>> Begin Records for this task
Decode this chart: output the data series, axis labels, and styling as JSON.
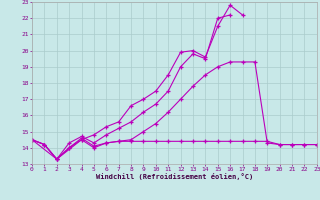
{
  "xlabel": "Windchill (Refroidissement éolien,°C)",
  "bg_color": "#c8e8e8",
  "grid_color": "#aacccc",
  "line_color": "#bb00bb",
  "xmin": 0,
  "xmax": 23,
  "ymin": 13,
  "ymax": 23,
  "series1_x": [
    0,
    1,
    2,
    3,
    4,
    5,
    6,
    7,
    8,
    9,
    10,
    11,
    12,
    13,
    14,
    15,
    16,
    17,
    18,
    19,
    20,
    21,
    22,
    23
  ],
  "series1_y": [
    14.5,
    14.2,
    13.3,
    14.0,
    14.6,
    14.1,
    14.3,
    14.4,
    14.4,
    14.4,
    14.4,
    14.4,
    14.4,
    14.4,
    14.4,
    14.4,
    14.4,
    14.4,
    14.4,
    14.4,
    14.2,
    14.2,
    14.2,
    14.2
  ],
  "series2_x": [
    0,
    1,
    2,
    3,
    4,
    5,
    6,
    7,
    8,
    9,
    10,
    11,
    12,
    13,
    14,
    15,
    16
  ],
  "series2_y": [
    14.5,
    14.2,
    13.3,
    14.3,
    14.7,
    14.3,
    14.8,
    15.2,
    15.6,
    16.2,
    16.7,
    17.5,
    19.0,
    19.8,
    19.5,
    22.0,
    22.2
  ],
  "series3_x": [
    0,
    1,
    2,
    3,
    4,
    5,
    6,
    7,
    8,
    9,
    10,
    11,
    12,
    13,
    14,
    15,
    16,
    17
  ],
  "series3_y": [
    14.5,
    14.2,
    13.3,
    14.0,
    14.5,
    14.8,
    15.3,
    15.6,
    16.6,
    17.0,
    17.5,
    18.5,
    19.9,
    20.0,
    19.6,
    21.5,
    22.8,
    22.2
  ],
  "series4_x": [
    0,
    2,
    4,
    5,
    6,
    7,
    8,
    9,
    10,
    11,
    12,
    13,
    14,
    15,
    16,
    17,
    18,
    19,
    20,
    21,
    22,
    23
  ],
  "series4_y": [
    14.5,
    13.3,
    14.5,
    14.0,
    14.3,
    14.4,
    14.5,
    15.0,
    15.5,
    16.2,
    17.0,
    17.8,
    18.5,
    19.0,
    19.3,
    19.3,
    19.3,
    14.3,
    14.2,
    14.2,
    14.2,
    14.2
  ]
}
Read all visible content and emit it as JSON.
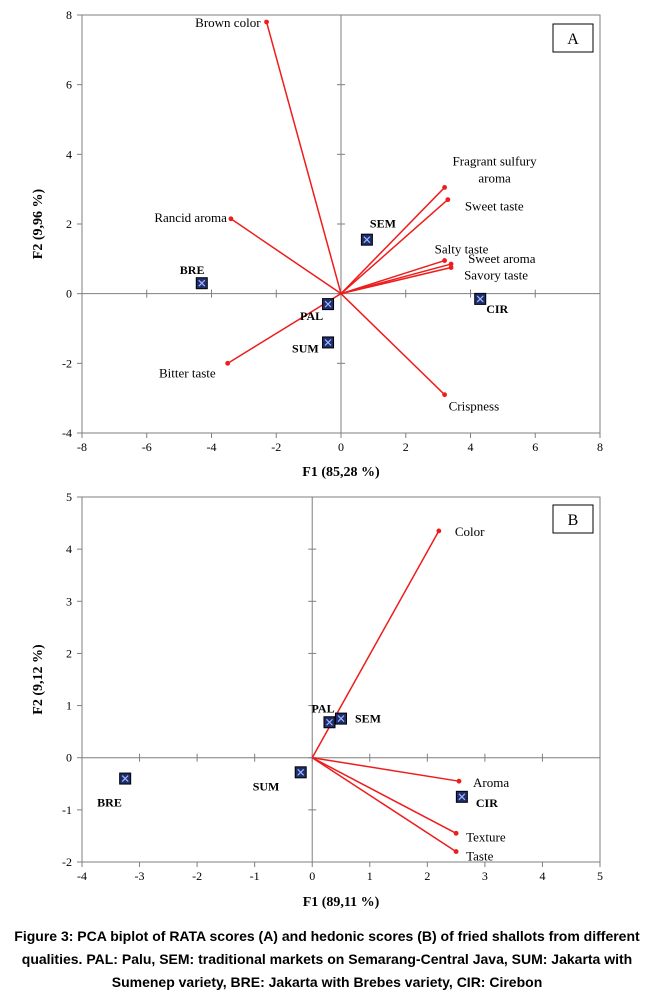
{
  "chart_data": [
    {
      "type": "scatter",
      "subtype": "pca-biplot",
      "panel_label": "A",
      "xlabel": "F1 (85,28 %)",
      "ylabel": "F2 (9,96 %)",
      "xlim": [
        -8,
        8
      ],
      "ylim": [
        -4,
        8
      ],
      "xticks": [
        -8,
        -6,
        -4,
        -2,
        0,
        2,
        4,
        6,
        8
      ],
      "yticks": [
        -4,
        -2,
        0,
        2,
        4,
        6,
        8
      ],
      "grid": false,
      "vector_color": "#ee1c1c",
      "observation_color": "#1f2d6b",
      "variables": [
        {
          "name": "Brown color",
          "x": -2.3,
          "y": 7.8
        },
        {
          "name": "Rancid aroma",
          "x": -3.4,
          "y": 2.15
        },
        {
          "name": "Bitter taste",
          "x": -3.5,
          "y": -2.0
        },
        {
          "name": "Fragrant sulfury aroma",
          "x": 3.2,
          "y": 3.05
        },
        {
          "name": "Sweet taste",
          "x": 3.3,
          "y": 2.7
        },
        {
          "name": "Salty taste",
          "x": 3.2,
          "y": 0.95
        },
        {
          "name": "Sweet aroma",
          "x": 3.4,
          "y": 0.85
        },
        {
          "name": "Savory taste",
          "x": 3.4,
          "y": 0.75
        },
        {
          "name": "Crispness",
          "x": 3.2,
          "y": -2.9
        }
      ],
      "observations": [
        {
          "name": "SEM",
          "x": 0.8,
          "y": 1.55
        },
        {
          "name": "BRE",
          "x": -4.3,
          "y": 0.3
        },
        {
          "name": "PAL",
          "x": -0.4,
          "y": -0.3
        },
        {
          "name": "SUM",
          "x": -0.4,
          "y": -1.4
        },
        {
          "name": "CIR",
          "x": 4.3,
          "y": -0.15
        }
      ]
    },
    {
      "type": "scatter",
      "subtype": "pca-biplot",
      "panel_label": "B",
      "xlabel": "F1 (89,11 %)",
      "ylabel": "F2 (9,12 %)",
      "xlim": [
        -4,
        5
      ],
      "ylim": [
        -2,
        5
      ],
      "xticks": [
        -4,
        -3,
        -2,
        -1,
        0,
        1,
        2,
        3,
        4,
        5
      ],
      "yticks": [
        -2,
        -1,
        0,
        1,
        2,
        3,
        4,
        5
      ],
      "grid": false,
      "vector_color": "#ee1c1c",
      "observation_color": "#1f2d6b",
      "variables": [
        {
          "name": "Color",
          "x": 2.2,
          "y": 4.35
        },
        {
          "name": "Aroma",
          "x": 2.55,
          "y": -0.45
        },
        {
          "name": "Texture",
          "x": 2.5,
          "y": -1.45
        },
        {
          "name": "Taste",
          "x": 2.5,
          "y": -1.8
        }
      ],
      "observations": [
        {
          "name": "PAL",
          "x": 0.3,
          "y": 0.68
        },
        {
          "name": "SEM",
          "x": 0.5,
          "y": 0.75
        },
        {
          "name": "BRE",
          "x": -3.25,
          "y": -0.4
        },
        {
          "name": "SUM",
          "x": -0.2,
          "y": -0.28
        },
        {
          "name": "CIR",
          "x": 2.6,
          "y": -0.75
        }
      ]
    }
  ],
  "caption": "Figure 3: PCA biplot of RATA scores (A) and hedonic scores (B) of fried shallots from different qualities. PAL: Palu, SEM: traditional markets on Semarang-Central Java, SUM: Jakarta with Sumenep variety, BRE: Jakarta with Brebes variety, CIR: Cirebon"
}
>> End Records for this task
• [Task goal]
Leave out the pictures and copy everything else in the records word for word.

• [Response to this task]
Decode this chart: output the data series, axis labels, and styling as JSON.
{
  "xlabel": "Windchill (Refroidissement éolien,°C)",
  "bg_color": "#c8e8e8",
  "grid_color": "#aacccc",
  "line_color": "#bb00bb",
  "xmin": 0,
  "xmax": 23,
  "ymin": 13,
  "ymax": 23,
  "series1_x": [
    0,
    1,
    2,
    3,
    4,
    5,
    6,
    7,
    8,
    9,
    10,
    11,
    12,
    13,
    14,
    15,
    16,
    17,
    18,
    19,
    20,
    21,
    22,
    23
  ],
  "series1_y": [
    14.5,
    14.2,
    13.3,
    14.0,
    14.6,
    14.1,
    14.3,
    14.4,
    14.4,
    14.4,
    14.4,
    14.4,
    14.4,
    14.4,
    14.4,
    14.4,
    14.4,
    14.4,
    14.4,
    14.4,
    14.2,
    14.2,
    14.2,
    14.2
  ],
  "series2_x": [
    0,
    1,
    2,
    3,
    4,
    5,
    6,
    7,
    8,
    9,
    10,
    11,
    12,
    13,
    14,
    15,
    16
  ],
  "series2_y": [
    14.5,
    14.2,
    13.3,
    14.3,
    14.7,
    14.3,
    14.8,
    15.2,
    15.6,
    16.2,
    16.7,
    17.5,
    19.0,
    19.8,
    19.5,
    22.0,
    22.2
  ],
  "series3_x": [
    0,
    1,
    2,
    3,
    4,
    5,
    6,
    7,
    8,
    9,
    10,
    11,
    12,
    13,
    14,
    15,
    16,
    17
  ],
  "series3_y": [
    14.5,
    14.2,
    13.3,
    14.0,
    14.5,
    14.8,
    15.3,
    15.6,
    16.6,
    17.0,
    17.5,
    18.5,
    19.9,
    20.0,
    19.6,
    21.5,
    22.8,
    22.2
  ],
  "series4_x": [
    0,
    2,
    4,
    5,
    6,
    7,
    8,
    9,
    10,
    11,
    12,
    13,
    14,
    15,
    16,
    17,
    18,
    19,
    20,
    21,
    22,
    23
  ],
  "series4_y": [
    14.5,
    13.3,
    14.5,
    14.0,
    14.3,
    14.4,
    14.5,
    15.0,
    15.5,
    16.2,
    17.0,
    17.8,
    18.5,
    19.0,
    19.3,
    19.3,
    19.3,
    14.3,
    14.2,
    14.2,
    14.2,
    14.2
  ]
}
Read all visible content and emit it as JSON.
{
  "chart_data": [
    {
      "type": "scatter",
      "subtype": "pca-biplot",
      "panel_label": "A",
      "xlabel": "F1 (85,28 %)",
      "ylabel": "F2 (9,96 %)",
      "xlim": [
        -8,
        8
      ],
      "ylim": [
        -4,
        8
      ],
      "xticks": [
        -8,
        -6,
        -4,
        -2,
        0,
        2,
        4,
        6,
        8
      ],
      "yticks": [
        -4,
        -2,
        0,
        2,
        4,
        6,
        8
      ],
      "grid": false,
      "vector_color": "#ee1c1c",
      "observation_color": "#1f2d6b",
      "variables": [
        {
          "name": "Brown color",
          "x": -2.3,
          "y": 7.8
        },
        {
          "name": "Rancid aroma",
          "x": -3.4,
          "y": 2.15
        },
        {
          "name": "Bitter taste",
          "x": -3.5,
          "y": -2.0
        },
        {
          "name": "Fragrant sulfury aroma",
          "x": 3.2,
          "y": 3.05
        },
        {
          "name": "Sweet taste",
          "x": 3.3,
          "y": 2.7
        },
        {
          "name": "Salty taste",
          "x": 3.2,
          "y": 0.95
        },
        {
          "name": "Sweet aroma",
          "x": 3.4,
          "y": 0.85
        },
        {
          "name": "Savory taste",
          "x": 3.4,
          "y": 0.75
        },
        {
          "name": "Crispness",
          "x": 3.2,
          "y": -2.9
        }
      ],
      "observations": [
        {
          "name": "SEM",
          "x": 0.8,
          "y": 1.55
        },
        {
          "name": "BRE",
          "x": -4.3,
          "y": 0.3
        },
        {
          "name": "PAL",
          "x": -0.4,
          "y": -0.3
        },
        {
          "name": "SUM",
          "x": -0.4,
          "y": -1.4
        },
        {
          "name": "CIR",
          "x": 4.3,
          "y": -0.15
        }
      ]
    },
    {
      "type": "scatter",
      "subtype": "pca-biplot",
      "panel_label": "B",
      "xlabel": "F1 (89,11 %)",
      "ylabel": "F2 (9,12 %)",
      "xlim": [
        -4,
        5
      ],
      "ylim": [
        -2,
        5
      ],
      "xticks": [
        -4,
        -3,
        -2,
        -1,
        0,
        1,
        2,
        3,
        4,
        5
      ],
      "yticks": [
        -2,
        -1,
        0,
        1,
        2,
        3,
        4,
        5
      ],
      "grid": false,
      "vector_color": "#ee1c1c",
      "observation_color": "#1f2d6b",
      "variables": [
        {
          "name": "Color",
          "x": 2.2,
          "y": 4.35
        },
        {
          "name": "Aroma",
          "x": 2.55,
          "y": -0.45
        },
        {
          "name": "Texture",
          "x": 2.5,
          "y": -1.45
        },
        {
          "name": "Taste",
          "x": 2.5,
          "y": -1.8
        }
      ],
      "observations": [
        {
          "name": "PAL",
          "x": 0.3,
          "y": 0.68
        },
        {
          "name": "SEM",
          "x": 0.5,
          "y": 0.75
        },
        {
          "name": "BRE",
          "x": -3.25,
          "y": -0.4
        },
        {
          "name": "SUM",
          "x": -0.2,
          "y": -0.28
        },
        {
          "name": "CIR",
          "x": 2.6,
          "y": -0.75
        }
      ]
    }
  ],
  "caption": "Figure 3: PCA biplot of RATA scores (A) and hedonic scores (B) of fried shallots from different qualities. PAL: Palu, SEM: traditional markets on Semarang-Central Java, SUM: Jakarta with Sumenep variety, BRE: Jakarta with Brebes variety, CIR: Cirebon"
}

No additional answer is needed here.